▶ Task statement
Each line should be copied exactly.
** Start of Dataset rows **
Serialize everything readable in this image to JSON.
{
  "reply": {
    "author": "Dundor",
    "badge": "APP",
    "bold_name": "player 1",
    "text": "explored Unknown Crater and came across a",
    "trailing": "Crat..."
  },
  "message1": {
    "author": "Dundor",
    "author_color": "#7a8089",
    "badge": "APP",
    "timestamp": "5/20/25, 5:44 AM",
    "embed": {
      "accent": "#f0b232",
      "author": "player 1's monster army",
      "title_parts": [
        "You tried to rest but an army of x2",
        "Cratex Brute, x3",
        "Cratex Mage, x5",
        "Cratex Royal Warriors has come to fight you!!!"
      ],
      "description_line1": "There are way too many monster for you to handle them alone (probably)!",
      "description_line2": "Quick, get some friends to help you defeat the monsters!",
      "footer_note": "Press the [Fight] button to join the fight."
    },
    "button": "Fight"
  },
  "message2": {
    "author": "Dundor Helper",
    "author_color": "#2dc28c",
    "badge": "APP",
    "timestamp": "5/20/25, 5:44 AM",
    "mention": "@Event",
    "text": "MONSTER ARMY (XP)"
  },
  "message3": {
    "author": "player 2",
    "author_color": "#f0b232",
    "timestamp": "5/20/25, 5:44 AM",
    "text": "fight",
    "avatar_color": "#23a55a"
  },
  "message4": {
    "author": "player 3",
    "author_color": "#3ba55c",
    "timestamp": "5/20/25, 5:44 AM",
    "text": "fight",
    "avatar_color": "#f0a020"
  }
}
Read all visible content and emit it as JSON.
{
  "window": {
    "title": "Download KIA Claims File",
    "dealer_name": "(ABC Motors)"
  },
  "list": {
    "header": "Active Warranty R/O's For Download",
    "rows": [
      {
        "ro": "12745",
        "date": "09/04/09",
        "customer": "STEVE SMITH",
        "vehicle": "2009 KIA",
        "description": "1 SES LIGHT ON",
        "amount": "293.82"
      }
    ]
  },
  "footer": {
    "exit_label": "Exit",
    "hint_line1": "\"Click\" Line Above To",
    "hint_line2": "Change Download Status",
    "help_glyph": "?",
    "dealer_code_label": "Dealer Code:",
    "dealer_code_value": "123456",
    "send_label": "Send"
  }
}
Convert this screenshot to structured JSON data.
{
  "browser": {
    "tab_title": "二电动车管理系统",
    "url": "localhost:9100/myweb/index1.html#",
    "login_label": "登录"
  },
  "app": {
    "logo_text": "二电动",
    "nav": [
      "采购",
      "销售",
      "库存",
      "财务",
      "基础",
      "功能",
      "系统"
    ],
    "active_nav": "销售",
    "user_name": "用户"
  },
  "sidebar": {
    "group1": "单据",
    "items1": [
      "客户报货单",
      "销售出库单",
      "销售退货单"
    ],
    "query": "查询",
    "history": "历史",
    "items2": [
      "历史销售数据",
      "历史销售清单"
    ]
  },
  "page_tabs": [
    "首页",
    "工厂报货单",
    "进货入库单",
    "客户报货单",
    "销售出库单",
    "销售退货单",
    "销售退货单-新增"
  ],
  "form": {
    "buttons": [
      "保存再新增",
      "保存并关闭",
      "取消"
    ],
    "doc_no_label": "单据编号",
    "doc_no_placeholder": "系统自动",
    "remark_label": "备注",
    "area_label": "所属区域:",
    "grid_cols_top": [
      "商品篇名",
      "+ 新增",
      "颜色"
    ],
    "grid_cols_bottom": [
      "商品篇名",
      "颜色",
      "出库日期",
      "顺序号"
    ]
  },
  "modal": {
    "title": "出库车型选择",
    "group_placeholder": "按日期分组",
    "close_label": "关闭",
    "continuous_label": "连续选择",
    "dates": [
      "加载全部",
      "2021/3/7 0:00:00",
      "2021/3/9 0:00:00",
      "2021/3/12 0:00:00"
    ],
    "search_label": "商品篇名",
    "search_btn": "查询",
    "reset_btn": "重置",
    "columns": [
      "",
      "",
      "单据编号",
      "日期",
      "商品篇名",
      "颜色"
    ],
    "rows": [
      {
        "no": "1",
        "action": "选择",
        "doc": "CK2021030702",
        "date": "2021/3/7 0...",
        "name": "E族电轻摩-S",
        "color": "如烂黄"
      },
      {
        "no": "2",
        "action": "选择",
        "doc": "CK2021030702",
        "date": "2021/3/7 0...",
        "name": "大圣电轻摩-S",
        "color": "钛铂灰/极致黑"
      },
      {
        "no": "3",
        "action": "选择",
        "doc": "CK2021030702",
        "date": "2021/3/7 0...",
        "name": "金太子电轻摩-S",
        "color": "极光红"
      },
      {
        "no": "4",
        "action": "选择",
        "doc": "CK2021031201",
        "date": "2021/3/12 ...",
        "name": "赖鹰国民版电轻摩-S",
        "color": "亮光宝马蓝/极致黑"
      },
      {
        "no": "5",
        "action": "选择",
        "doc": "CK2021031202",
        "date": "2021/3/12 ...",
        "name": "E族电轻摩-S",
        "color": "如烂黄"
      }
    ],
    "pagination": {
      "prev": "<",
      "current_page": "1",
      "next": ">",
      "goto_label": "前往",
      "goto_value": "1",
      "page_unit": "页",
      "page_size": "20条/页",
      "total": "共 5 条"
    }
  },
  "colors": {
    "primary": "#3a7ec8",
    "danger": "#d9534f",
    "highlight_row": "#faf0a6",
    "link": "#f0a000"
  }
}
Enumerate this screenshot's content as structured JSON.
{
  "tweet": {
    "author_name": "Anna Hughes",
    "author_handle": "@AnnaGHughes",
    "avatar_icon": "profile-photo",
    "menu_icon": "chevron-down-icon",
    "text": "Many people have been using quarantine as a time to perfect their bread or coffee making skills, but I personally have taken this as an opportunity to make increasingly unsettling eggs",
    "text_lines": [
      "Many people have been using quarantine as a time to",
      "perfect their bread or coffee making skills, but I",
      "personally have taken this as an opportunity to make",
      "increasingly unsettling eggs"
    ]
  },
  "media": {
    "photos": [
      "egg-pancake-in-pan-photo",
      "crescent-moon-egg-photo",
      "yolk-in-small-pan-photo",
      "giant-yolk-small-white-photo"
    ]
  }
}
** End of Dataset rows **
▶ Answer to this exercise
Serialize everything readable in this image to JSON.
{
  "reply": {
    "author": "Dundor",
    "badge": "APP",
    "bold_name": "player 1",
    "text": "explored Unknown Crater and came across a",
    "trailing": "Crat..."
  },
  "message1": {
    "author": "Dundor",
    "author_color": "#7a8089",
    "badge": "APP",
    "timestamp": "5/20/25, 5:44 AM",
    "embed": {
      "accent": "#f0b232",
      "author": "player 1's monster army",
      "title_parts": [
        "You tried to rest but an army of x2",
        "Cratex Brute, x3",
        "Cratex Mage, x5",
        "Cratex Royal Warriors has come to fight you!!!"
      ],
      "description_line1": "There are way too many monster for you to handle them alone (probably)!",
      "description_line2": "Quick, get some friends to help you defeat the monsters!",
      "footer_note": "Press the [Fight] button to join the fight."
    },
    "button": "Fight"
  },
  "message2": {
    "author": "Dundor Helper",
    "author_color": "#2dc28c",
    "badge": "APP",
    "timestamp": "5/20/25, 5:44 AM",
    "mention": "@Event",
    "text": "MONSTER ARMY (XP)"
  },
  "message3": {
    "author": "player 2",
    "author_color": "#f0b232",
    "timestamp": "5/20/25, 5:44 AM",
    "text": "fight",
    "avatar_color": "#23a55a"
  },
  "message4": {
    "author": "player 3",
    "author_color": "#3ba55c",
    "timestamp": "5/20/25, 5:44 AM",
    "text": "fight",
    "avatar_color": "#f0a020"
  }
}
Read all visible content and emit it as JSON.
{
  "window": {
    "title": "Download KIA Claims File",
    "dealer_name": "(ABC Motors)"
  },
  "list": {
    "header": "Active Warranty R/O's For Download",
    "rows": [
      {
        "ro": "12745",
        "date": "09/04/09",
        "customer": "STEVE SMITH",
        "vehicle": "2009 KIA",
        "description": "1 SES LIGHT ON",
        "amount": "293.82"
      }
    ]
  },
  "footer": {
    "exit_label": "Exit",
    "hint_line1": "\"Click\" Line Above To",
    "hint_line2": "Change Download Status",
    "help_glyph": "?",
    "dealer_code_label": "Dealer Code:",
    "dealer_code_value": "123456",
    "send_label": "Send"
  }
}
Convert this screenshot to structured JSON data.
{
  "browser": {
    "tab_title": "二电动车管理系统",
    "url": "localhost:9100/myweb/index1.html#",
    "login_label": "登录"
  },
  "app": {
    "logo_text": "二电动",
    "nav": [
      "采购",
      "销售",
      "库存",
      "财务",
      "基础",
      "功能",
      "系统"
    ],
    "active_nav": "销售",
    "user_name": "用户"
  },
  "sidebar": {
    "group1": "单据",
    "items1": [
      "客户报货单",
      "销售出库单",
      "销售退货单"
    ],
    "query": "查询",
    "history": "历史",
    "items2": [
      "历史销售数据",
      "历史销售清单"
    ]
  },
  "page_tabs": [
    "首页",
    "工厂报货单",
    "进货入库单",
    "客户报货单",
    "销售出库单",
    "销售退货单",
    "销售退货单-新增"
  ],
  "form": {
    "buttons": [
      "保存再新增",
      "保存并关闭",
      "取消"
    ],
    "doc_no_label": "单据编号",
    "doc_no_placeholder": "系统自动",
    "remark_label": "备注",
    "area_label": "所属区域:",
    "grid_cols_top": [
      "商品篇名",
      "+ 新增",
      "颜色"
    ],
    "grid_cols_bottom": [
      "商品篇名",
      "颜色",
      "出库日期",
      "顺序号"
    ]
  },
  "modal": {
    "title": "出库车型选择",
    "group_placeholder": "按日期分组",
    "close_label": "关闭",
    "continuous_label": "连续选择",
    "dates": [
      "加载全部",
      "2021/3/7 0:00:00",
      "2021/3/9 0:00:00",
      "2021/3/12 0:00:00"
    ],
    "search_label": "商品篇名",
    "search_btn": "查询",
    "reset_btn": "重置",
    "columns": [
      "",
      "",
      "单据编号",
      "日期",
      "商品篇名",
      "颜色"
    ],
    "rows": [
      {
        "no": "1",
        "action": "选择",
        "doc": "CK2021030702",
        "date": "2021/3/7 0...",
        "name": "E族电轻摩-S",
        "color": "如烂黄"
      },
      {
        "no": "2",
        "action": "选择",
        "doc": "CK2021030702",
        "date": "2021/3/7 0...",
        "name": "大圣电轻摩-S",
        "color": "钛铂灰/极致黑"
      },
      {
        "no": "3",
        "action": "选择",
        "doc": "CK2021030702",
        "date": "2021/3/7 0...",
        "name": "金太子电轻摩-S",
        "color": "极光红"
      },
      {
        "no": "4",
        "action": "选择",
        "doc": "CK2021031201",
        "date": "2021/3/12 ...",
        "name": "赖鹰国民版电轻摩-S",
        "color": "亮光宝马蓝/极致黑"
      },
      {
        "no": "5",
        "action": "选择",
        "doc": "CK2021031202",
        "date": "2021/3/12 ...",
        "name": "E族电轻摩-S",
        "color": "如烂黄"
      }
    ],
    "pagination": {
      "prev": "<",
      "current_page": "1",
      "next": ">",
      "goto_label": "前往",
      "goto_value": "1",
      "page_unit": "页",
      "page_size": "20条/页",
      "total": "共 5 条"
    }
  },
  "colors": {
    "primary": "#3a7ec8",
    "danger": "#d9534f",
    "highlight_row": "#faf0a6",
    "link": "#f0a000"
  }
}
Enumerate this screenshot's content as structured JSON.
{
  "tweet": {
    "author_name": "Anna Hughes",
    "author_handle": "@AnnaGHughes",
    "avatar_icon": "profile-photo",
    "menu_icon": "chevron-down-icon",
    "text": "Many people have been using quarantine as a time to perfect their bread or coffee making skills, but I personally have taken this as an opportunity to make increasingly unsettling eggs",
    "text_lines": [
      "Many people have been using quarantine as a time to",
      "perfect their bread or coffee making skills, but I",
      "personally have taken this as an opportunity to make",
      "increasingly unsettling eggs"
    ]
  },
  "media": {
    "photos": [
      "egg-pancake-in-pan-photo",
      "crescent-moon-egg-photo",
      "yolk-in-small-pan-photo",
      "giant-yolk-small-white-photo"
    ]
  }
}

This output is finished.